Task description >> Go through the material below and copy all lines with "Medical".

===== Data provided

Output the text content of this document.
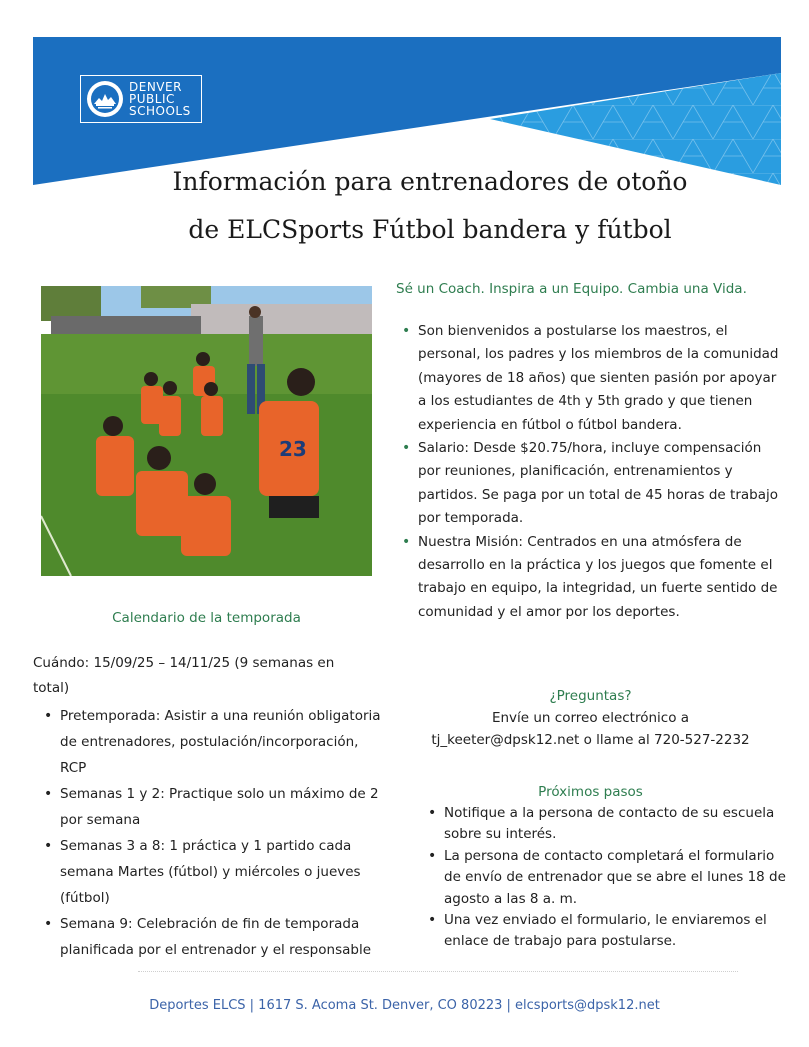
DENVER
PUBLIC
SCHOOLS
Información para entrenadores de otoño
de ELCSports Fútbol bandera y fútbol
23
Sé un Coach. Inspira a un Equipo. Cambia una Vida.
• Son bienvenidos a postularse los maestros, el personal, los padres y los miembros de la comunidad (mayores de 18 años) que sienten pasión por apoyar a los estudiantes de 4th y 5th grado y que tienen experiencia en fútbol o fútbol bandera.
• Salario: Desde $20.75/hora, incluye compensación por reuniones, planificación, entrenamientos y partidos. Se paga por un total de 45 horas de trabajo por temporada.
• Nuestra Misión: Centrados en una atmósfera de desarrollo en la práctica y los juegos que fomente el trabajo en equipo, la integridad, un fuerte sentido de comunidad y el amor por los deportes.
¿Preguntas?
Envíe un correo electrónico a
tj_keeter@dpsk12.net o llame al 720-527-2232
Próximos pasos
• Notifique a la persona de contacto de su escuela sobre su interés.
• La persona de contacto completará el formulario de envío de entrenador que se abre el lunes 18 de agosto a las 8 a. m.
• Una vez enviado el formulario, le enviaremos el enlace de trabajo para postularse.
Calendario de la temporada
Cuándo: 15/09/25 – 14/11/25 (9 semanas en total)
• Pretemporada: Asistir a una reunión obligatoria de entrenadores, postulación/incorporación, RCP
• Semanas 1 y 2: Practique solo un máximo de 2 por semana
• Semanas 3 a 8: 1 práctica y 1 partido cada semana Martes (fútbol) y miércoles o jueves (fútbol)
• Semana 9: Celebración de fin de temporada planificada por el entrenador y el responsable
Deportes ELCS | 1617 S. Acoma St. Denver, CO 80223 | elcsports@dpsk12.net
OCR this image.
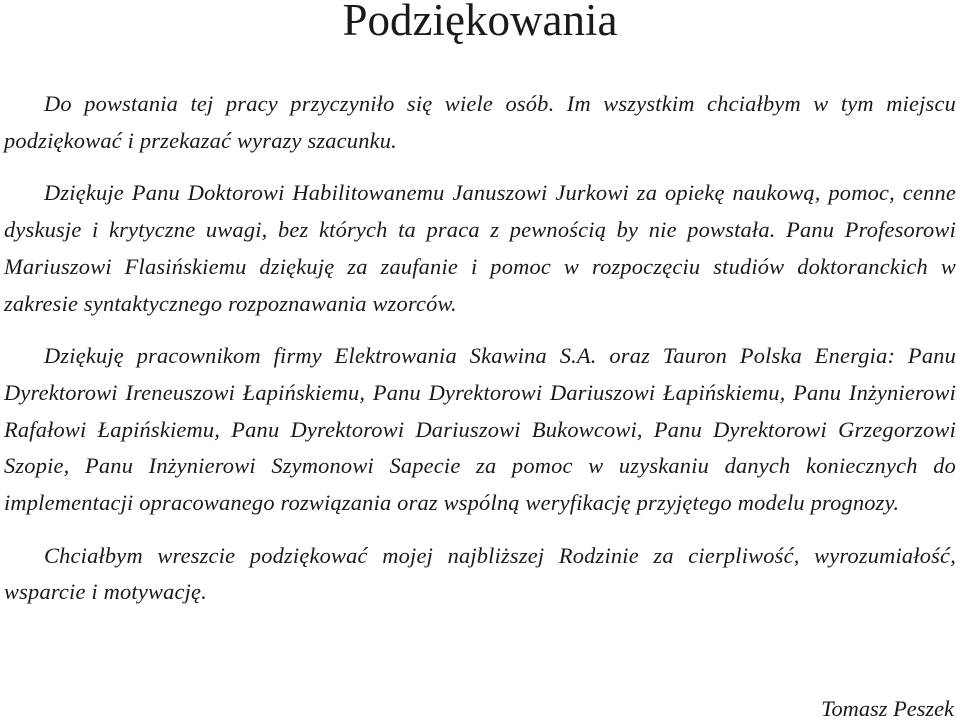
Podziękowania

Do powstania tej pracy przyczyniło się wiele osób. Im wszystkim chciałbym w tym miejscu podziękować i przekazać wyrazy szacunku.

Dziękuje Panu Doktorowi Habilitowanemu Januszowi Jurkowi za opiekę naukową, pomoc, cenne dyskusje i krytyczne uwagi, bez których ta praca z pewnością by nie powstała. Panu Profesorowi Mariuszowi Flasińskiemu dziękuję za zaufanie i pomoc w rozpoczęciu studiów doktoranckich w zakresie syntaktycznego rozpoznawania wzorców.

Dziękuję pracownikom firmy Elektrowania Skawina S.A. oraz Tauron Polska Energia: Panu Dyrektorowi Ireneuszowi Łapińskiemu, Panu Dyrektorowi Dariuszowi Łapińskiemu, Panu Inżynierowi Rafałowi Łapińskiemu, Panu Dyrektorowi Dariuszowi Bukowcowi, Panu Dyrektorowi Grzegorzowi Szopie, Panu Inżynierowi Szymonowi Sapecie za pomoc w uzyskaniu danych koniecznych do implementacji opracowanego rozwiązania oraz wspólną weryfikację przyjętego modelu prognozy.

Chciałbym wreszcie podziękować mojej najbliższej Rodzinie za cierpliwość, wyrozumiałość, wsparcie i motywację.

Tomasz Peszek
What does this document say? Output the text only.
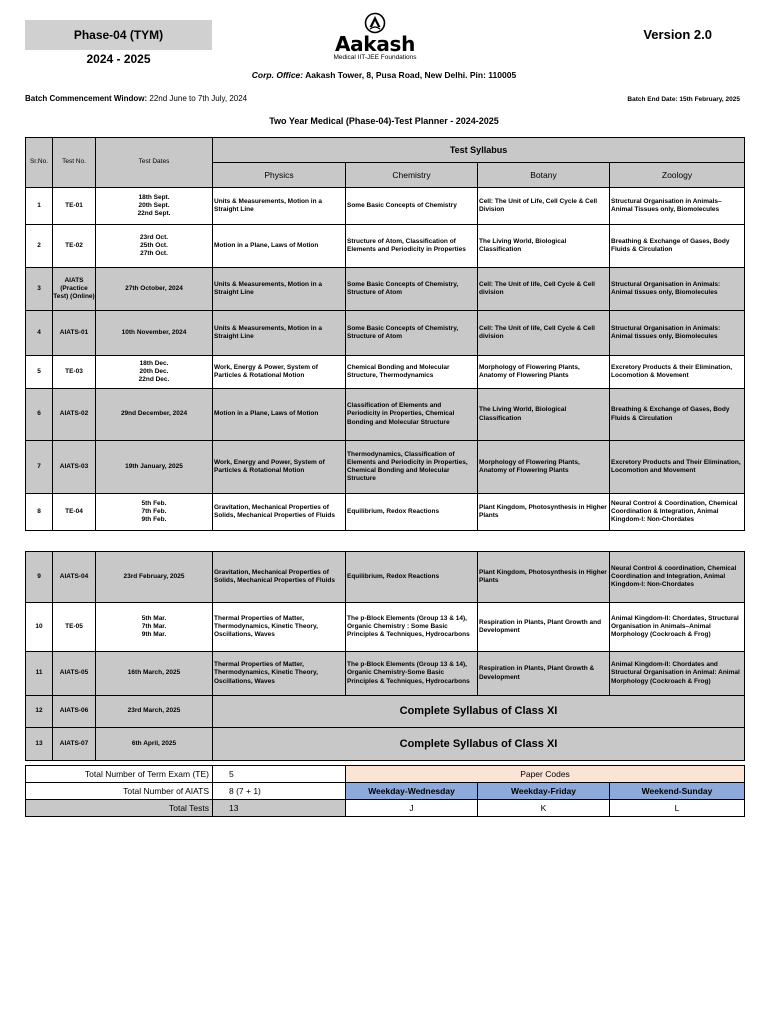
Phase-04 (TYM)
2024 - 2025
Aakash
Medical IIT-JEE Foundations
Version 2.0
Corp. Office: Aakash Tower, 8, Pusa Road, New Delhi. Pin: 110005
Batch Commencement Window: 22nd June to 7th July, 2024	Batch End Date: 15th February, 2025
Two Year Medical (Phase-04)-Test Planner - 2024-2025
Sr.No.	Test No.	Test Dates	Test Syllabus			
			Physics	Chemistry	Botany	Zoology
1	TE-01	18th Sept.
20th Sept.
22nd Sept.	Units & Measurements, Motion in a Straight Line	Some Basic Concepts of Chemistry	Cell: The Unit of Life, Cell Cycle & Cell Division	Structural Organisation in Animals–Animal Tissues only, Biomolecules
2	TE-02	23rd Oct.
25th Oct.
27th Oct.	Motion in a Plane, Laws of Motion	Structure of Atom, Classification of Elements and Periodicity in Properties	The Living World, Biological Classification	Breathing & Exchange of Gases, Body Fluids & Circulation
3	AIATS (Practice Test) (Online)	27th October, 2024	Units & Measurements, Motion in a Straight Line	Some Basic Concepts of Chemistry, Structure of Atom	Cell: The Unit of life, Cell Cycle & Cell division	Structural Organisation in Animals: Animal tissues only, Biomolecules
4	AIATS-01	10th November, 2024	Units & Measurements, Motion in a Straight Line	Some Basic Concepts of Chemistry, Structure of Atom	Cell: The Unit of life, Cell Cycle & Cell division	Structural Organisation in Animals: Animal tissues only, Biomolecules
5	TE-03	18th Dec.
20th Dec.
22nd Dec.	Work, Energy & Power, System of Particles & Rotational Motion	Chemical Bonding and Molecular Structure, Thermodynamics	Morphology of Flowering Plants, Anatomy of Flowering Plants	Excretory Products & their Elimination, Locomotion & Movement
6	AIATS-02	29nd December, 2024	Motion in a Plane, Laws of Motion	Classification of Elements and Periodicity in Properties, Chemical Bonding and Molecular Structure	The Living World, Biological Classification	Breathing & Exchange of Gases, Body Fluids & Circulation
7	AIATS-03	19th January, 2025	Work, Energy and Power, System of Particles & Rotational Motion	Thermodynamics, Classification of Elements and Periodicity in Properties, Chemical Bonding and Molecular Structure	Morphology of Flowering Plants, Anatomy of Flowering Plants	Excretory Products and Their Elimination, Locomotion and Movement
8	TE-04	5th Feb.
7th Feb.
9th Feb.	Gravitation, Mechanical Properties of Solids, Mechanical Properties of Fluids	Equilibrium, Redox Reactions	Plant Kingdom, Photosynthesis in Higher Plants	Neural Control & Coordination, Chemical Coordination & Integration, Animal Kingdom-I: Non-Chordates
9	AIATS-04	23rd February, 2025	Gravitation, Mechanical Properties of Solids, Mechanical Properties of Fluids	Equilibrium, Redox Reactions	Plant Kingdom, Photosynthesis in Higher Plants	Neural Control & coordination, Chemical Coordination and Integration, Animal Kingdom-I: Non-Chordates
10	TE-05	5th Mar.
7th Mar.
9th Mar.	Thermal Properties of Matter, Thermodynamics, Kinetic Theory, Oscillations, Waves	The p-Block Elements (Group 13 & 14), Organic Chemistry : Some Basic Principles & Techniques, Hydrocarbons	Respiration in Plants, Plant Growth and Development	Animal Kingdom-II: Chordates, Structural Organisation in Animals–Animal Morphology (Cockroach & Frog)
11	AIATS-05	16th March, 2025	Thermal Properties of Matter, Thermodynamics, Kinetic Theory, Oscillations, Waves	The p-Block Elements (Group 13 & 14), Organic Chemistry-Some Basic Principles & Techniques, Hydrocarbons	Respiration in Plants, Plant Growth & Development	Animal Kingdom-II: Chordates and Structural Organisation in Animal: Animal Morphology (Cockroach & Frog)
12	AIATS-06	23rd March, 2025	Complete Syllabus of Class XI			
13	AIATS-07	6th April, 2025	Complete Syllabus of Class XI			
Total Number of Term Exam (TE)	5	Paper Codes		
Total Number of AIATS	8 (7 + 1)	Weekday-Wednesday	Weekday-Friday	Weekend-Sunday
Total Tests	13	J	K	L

==========

Solution to the exercise >>
Medical IIT-JEE Foundations
Two Year Medical (Phase-04)-Test Planner - 2024-2025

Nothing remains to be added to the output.